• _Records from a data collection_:
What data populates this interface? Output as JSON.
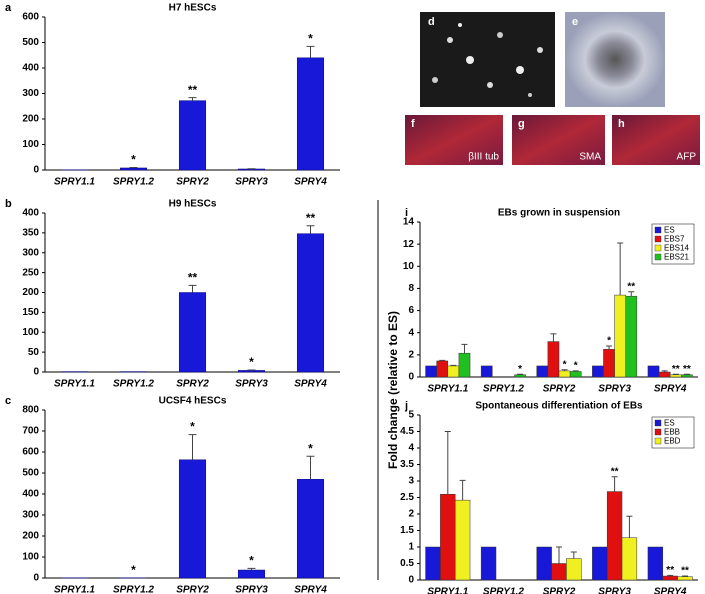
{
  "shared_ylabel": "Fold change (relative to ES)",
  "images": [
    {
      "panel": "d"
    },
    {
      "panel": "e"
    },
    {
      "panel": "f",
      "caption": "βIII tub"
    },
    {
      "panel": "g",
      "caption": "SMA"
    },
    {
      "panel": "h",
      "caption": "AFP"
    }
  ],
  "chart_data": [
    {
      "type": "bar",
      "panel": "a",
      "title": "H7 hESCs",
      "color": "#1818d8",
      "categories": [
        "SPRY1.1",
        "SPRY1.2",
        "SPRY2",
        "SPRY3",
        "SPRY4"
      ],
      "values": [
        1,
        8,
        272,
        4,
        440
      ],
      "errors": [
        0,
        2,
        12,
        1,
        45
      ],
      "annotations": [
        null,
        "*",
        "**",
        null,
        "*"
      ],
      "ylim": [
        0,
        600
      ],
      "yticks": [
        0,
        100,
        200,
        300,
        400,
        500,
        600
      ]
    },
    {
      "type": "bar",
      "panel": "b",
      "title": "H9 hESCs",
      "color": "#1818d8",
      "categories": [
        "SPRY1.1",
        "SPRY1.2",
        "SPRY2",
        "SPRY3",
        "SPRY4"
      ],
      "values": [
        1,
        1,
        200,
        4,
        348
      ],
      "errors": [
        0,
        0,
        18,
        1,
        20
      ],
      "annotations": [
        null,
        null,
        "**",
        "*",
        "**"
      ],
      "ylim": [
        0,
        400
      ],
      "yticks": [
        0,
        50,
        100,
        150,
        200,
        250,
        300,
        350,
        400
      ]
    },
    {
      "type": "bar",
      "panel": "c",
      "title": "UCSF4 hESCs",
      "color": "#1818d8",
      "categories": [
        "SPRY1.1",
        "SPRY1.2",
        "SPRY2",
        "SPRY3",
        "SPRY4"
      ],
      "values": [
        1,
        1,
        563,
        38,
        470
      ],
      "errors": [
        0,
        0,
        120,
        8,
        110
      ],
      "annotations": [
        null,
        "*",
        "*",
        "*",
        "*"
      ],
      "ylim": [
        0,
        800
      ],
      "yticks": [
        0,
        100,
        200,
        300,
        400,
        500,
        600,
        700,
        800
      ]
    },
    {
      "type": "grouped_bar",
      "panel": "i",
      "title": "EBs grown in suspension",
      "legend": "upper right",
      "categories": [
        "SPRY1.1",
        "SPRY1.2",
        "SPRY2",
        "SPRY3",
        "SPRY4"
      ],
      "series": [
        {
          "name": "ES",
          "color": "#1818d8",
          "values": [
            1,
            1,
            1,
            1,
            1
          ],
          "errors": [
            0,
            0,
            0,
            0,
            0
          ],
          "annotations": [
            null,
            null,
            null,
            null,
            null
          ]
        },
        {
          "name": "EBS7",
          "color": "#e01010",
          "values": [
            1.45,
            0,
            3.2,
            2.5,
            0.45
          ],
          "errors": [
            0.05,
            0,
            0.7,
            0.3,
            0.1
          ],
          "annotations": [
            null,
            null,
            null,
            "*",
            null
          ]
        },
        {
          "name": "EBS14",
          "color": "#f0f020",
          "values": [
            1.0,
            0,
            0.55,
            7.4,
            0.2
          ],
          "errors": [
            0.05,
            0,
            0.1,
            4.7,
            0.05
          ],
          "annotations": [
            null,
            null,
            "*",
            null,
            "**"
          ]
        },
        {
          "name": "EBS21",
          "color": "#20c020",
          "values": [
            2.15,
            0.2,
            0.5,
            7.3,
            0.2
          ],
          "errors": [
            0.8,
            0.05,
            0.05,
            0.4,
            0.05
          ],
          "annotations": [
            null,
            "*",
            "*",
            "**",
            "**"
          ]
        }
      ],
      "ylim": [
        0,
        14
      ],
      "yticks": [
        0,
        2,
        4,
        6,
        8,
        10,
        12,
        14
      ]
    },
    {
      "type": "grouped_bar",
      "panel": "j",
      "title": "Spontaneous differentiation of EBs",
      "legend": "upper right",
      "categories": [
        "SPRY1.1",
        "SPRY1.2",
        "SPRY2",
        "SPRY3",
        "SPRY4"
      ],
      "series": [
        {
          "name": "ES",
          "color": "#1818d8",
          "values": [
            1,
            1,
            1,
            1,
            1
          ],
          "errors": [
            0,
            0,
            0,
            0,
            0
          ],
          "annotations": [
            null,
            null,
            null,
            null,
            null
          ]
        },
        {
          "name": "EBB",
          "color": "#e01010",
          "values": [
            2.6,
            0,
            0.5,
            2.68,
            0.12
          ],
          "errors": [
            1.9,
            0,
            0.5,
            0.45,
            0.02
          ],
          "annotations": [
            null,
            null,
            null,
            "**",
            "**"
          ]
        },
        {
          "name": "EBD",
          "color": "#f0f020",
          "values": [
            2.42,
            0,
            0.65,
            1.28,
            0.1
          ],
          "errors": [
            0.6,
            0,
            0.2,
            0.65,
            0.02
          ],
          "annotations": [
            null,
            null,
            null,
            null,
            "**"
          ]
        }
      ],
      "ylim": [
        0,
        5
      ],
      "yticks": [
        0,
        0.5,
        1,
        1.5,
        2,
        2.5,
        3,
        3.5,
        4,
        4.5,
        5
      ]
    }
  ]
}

• _Aim of the task_:
Transcribe every entry word for word, but omit the pictures.

• _Final answer_:
What data populates this interface? Output as JSON.
{
  "shared_ylabel": "Fold change (relative to ES)",
  "images": [
    {
      "panel": "d"
    },
    {
      "panel": "e"
    },
    {
      "panel": "f",
      "caption": "βIII tub"
    },
    {
      "panel": "g",
      "caption": "SMA"
    },
    {
      "panel": "h",
      "caption": "AFP"
    }
  ],
  "chart_data": [
    {
      "type": "bar",
      "panel": "a",
      "title": "H7 hESCs",
      "color": "#1818d8",
      "categories": [
        "SPRY1.1",
        "SPRY1.2",
        "SPRY2",
        "SPRY3",
        "SPRY4"
      ],
      "values": [
        1,
        8,
        272,
        4,
        440
      ],
      "errors": [
        0,
        2,
        12,
        1,
        45
      ],
      "annotations": [
        null,
        "*",
        "**",
        null,
        "*"
      ],
      "ylim": [
        0,
        600
      ],
      "yticks": [
        0,
        100,
        200,
        300,
        400,
        500,
        600
      ]
    },
    {
      "type": "bar",
      "panel": "b",
      "title": "H9 hESCs",
      "color": "#1818d8",
      "categories": [
        "SPRY1.1",
        "SPRY1.2",
        "SPRY2",
        "SPRY3",
        "SPRY4"
      ],
      "values": [
        1,
        1,
        200,
        4,
        348
      ],
      "errors": [
        0,
        0,
        18,
        1,
        20
      ],
      "annotations": [
        null,
        null,
        "**",
        "*",
        "**"
      ],
      "ylim": [
        0,
        400
      ],
      "yticks": [
        0,
        50,
        100,
        150,
        200,
        250,
        300,
        350,
        400
      ]
    },
    {
      "type": "bar",
      "panel": "c",
      "title": "UCSF4 hESCs",
      "color": "#1818d8",
      "categories": [
        "SPRY1.1",
        "SPRY1.2",
        "SPRY2",
        "SPRY3",
        "SPRY4"
      ],
      "values": [
        1,
        1,
        563,
        38,
        470
      ],
      "errors": [
        0,
        0,
        120,
        8,
        110
      ],
      "annotations": [
        null,
        "*",
        "*",
        "*",
        "*"
      ],
      "ylim": [
        0,
        800
      ],
      "yticks": [
        0,
        100,
        200,
        300,
        400,
        500,
        600,
        700,
        800
      ]
    },
    {
      "type": "grouped_bar",
      "panel": "i",
      "title": "EBs grown in suspension",
      "legend": "upper right",
      "categories": [
        "SPRY1.1",
        "SPRY1.2",
        "SPRY2",
        "SPRY3",
        "SPRY4"
      ],
      "series": [
        {
          "name": "ES",
          "color": "#1818d8",
          "values": [
            1,
            1,
            1,
            1,
            1
          ],
          "errors": [
            0,
            0,
            0,
            0,
            0
          ],
          "annotations": [
            null,
            null,
            null,
            null,
            null
          ]
        },
        {
          "name": "EBS7",
          "color": "#e01010",
          "values": [
            1.45,
            0,
            3.2,
            2.5,
            0.45
          ],
          "errors": [
            0.05,
            0,
            0.7,
            0.3,
            0.1
          ],
          "annotations": [
            null,
            null,
            null,
            "*",
            null
          ]
        },
        {
          "name": "EBS14",
          "color": "#f0f020",
          "values": [
            1.0,
            0,
            0.55,
            7.4,
            0.2
          ],
          "errors": [
            0.05,
            0,
            0.1,
            4.7,
            0.05
          ],
          "annotations": [
            null,
            null,
            "*",
            null,
            "**"
          ]
        },
        {
          "name": "EBS21",
          "color": "#20c020",
          "values": [
            2.15,
            0.2,
            0.5,
            7.3,
            0.2
          ],
          "errors": [
            0.8,
            0.05,
            0.05,
            0.4,
            0.05
          ],
          "annotations": [
            null,
            "*",
            "*",
            "**",
            "**"
          ]
        }
      ],
      "ylim": [
        0,
        14
      ],
      "yticks": [
        0,
        2,
        4,
        6,
        8,
        10,
        12,
        14
      ]
    },
    {
      "type": "grouped_bar",
      "panel": "j",
      "title": "Spontaneous differentiation of EBs",
      "legend": "upper right",
      "categories": [
        "SPRY1.1",
        "SPRY1.2",
        "SPRY2",
        "SPRY3",
        "SPRY4"
      ],
      "series": [
        {
          "name": "ES",
          "color": "#1818d8",
          "values": [
            1,
            1,
            1,
            1,
            1
          ],
          "errors": [
            0,
            0,
            0,
            0,
            0
          ],
          "annotations": [
            null,
            null,
            null,
            null,
            null
          ]
        },
        {
          "name": "EBB",
          "color": "#e01010",
          "values": [
            2.6,
            0,
            0.5,
            2.68,
            0.12
          ],
          "errors": [
            1.9,
            0,
            0.5,
            0.45,
            0.02
          ],
          "annotations": [
            null,
            null,
            null,
            "**",
            "**"
          ]
        },
        {
          "name": "EBD",
          "color": "#f0f020",
          "values": [
            2.42,
            0,
            0.65,
            1.28,
            0.1
          ],
          "errors": [
            0.6,
            0,
            0.2,
            0.65,
            0.02
          ],
          "annotations": [
            null,
            null,
            null,
            null,
            "**"
          ]
        }
      ],
      "ylim": [
        0,
        5
      ],
      "yticks": [
        0,
        0.5,
        1,
        1.5,
        2,
        2.5,
        3,
        3.5,
        4,
        4.5,
        5
      ]
    }
  ]
}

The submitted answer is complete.